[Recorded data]
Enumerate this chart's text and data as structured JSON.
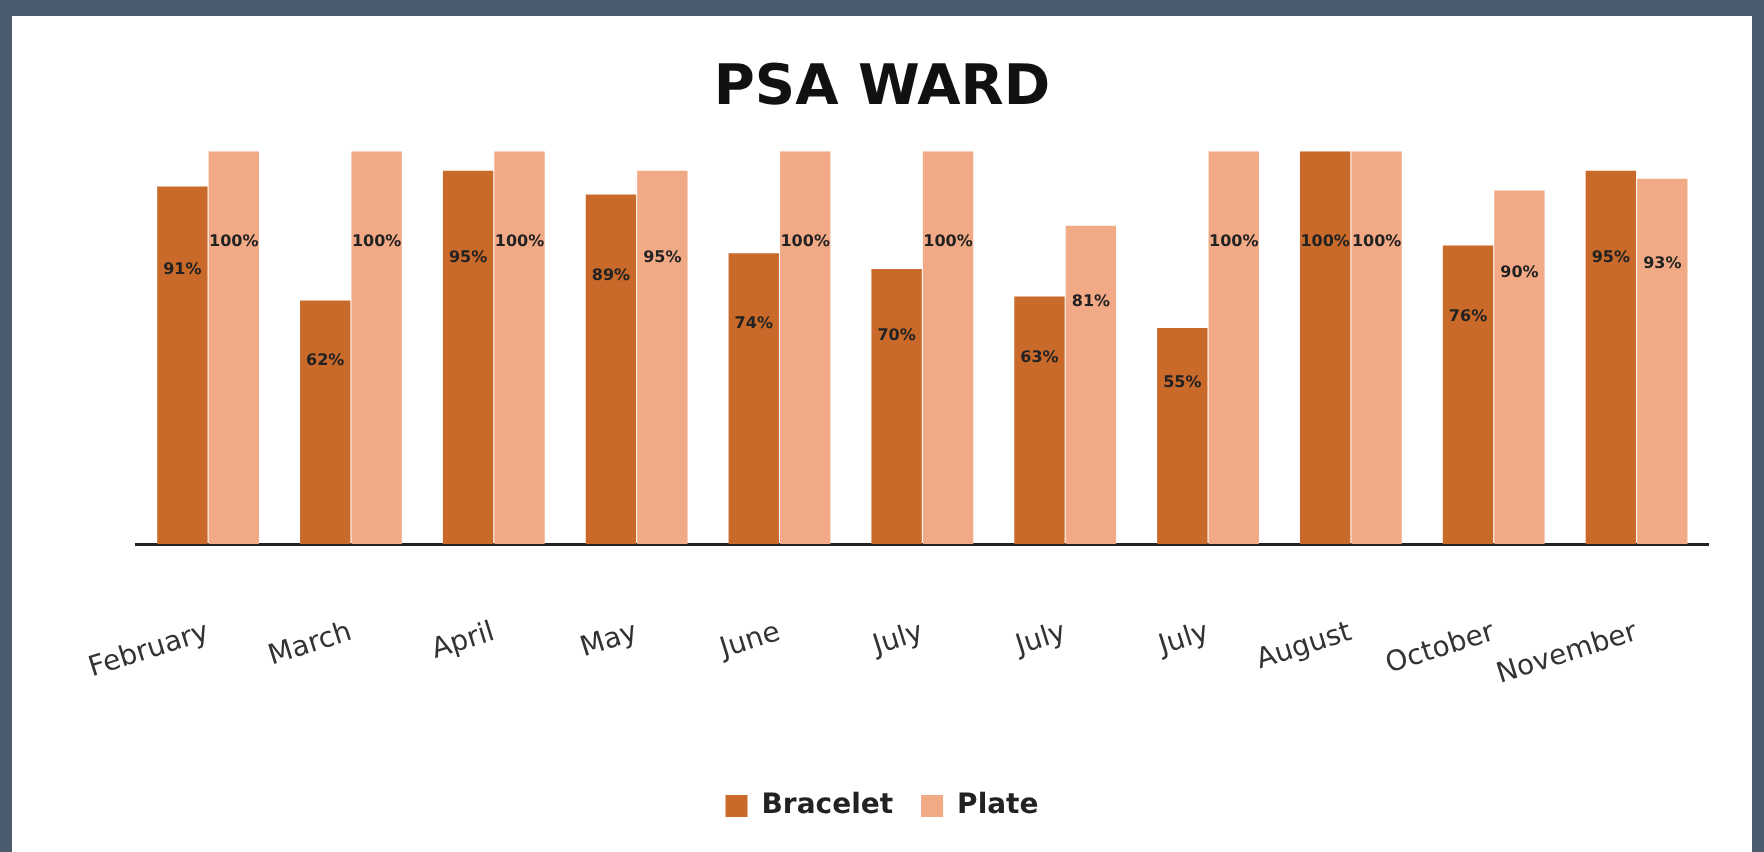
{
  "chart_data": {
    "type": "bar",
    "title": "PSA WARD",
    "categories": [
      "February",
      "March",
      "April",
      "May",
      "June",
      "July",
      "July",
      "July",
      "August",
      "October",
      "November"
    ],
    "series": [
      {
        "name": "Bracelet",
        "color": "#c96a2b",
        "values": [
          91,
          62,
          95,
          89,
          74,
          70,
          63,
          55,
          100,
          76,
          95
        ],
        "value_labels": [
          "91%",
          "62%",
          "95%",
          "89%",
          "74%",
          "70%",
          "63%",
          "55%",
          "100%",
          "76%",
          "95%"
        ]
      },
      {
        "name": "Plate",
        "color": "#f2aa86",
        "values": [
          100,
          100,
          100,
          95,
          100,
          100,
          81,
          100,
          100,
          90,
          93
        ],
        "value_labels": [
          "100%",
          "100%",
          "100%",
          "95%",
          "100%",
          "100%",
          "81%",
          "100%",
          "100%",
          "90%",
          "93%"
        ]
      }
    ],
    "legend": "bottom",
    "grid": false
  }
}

◆ YOUR TASK: Above are the records; reproduce them exactly and leave out the pictures.

◆ ANSWER TO THIS EXERCISE:
Enumerate this chart's text and data as structured JSON.
{
  "chart_data": {
    "type": "bar",
    "title": "PSA WARD",
    "categories": [
      "February",
      "March",
      "April",
      "May",
      "June",
      "July",
      "July",
      "July",
      "August",
      "October",
      "November"
    ],
    "series": [
      {
        "name": "Bracelet",
        "color": "#c96a2b",
        "values": [
          91,
          62,
          95,
          89,
          74,
          70,
          63,
          55,
          100,
          76,
          95
        ],
        "value_labels": [
          "91%",
          "62%",
          "95%",
          "89%",
          "74%",
          "70%",
          "63%",
          "55%",
          "100%",
          "76%",
          "95%"
        ]
      },
      {
        "name": "Plate",
        "color": "#f2aa86",
        "values": [
          100,
          100,
          100,
          95,
          100,
          100,
          81,
          100,
          100,
          90,
          93
        ],
        "value_labels": [
          "100%",
          "100%",
          "100%",
          "95%",
          "100%",
          "100%",
          "81%",
          "100%",
          "100%",
          "90%",
          "93%"
        ]
      }
    ],
    "legend": "bottom",
    "grid": false
  }
}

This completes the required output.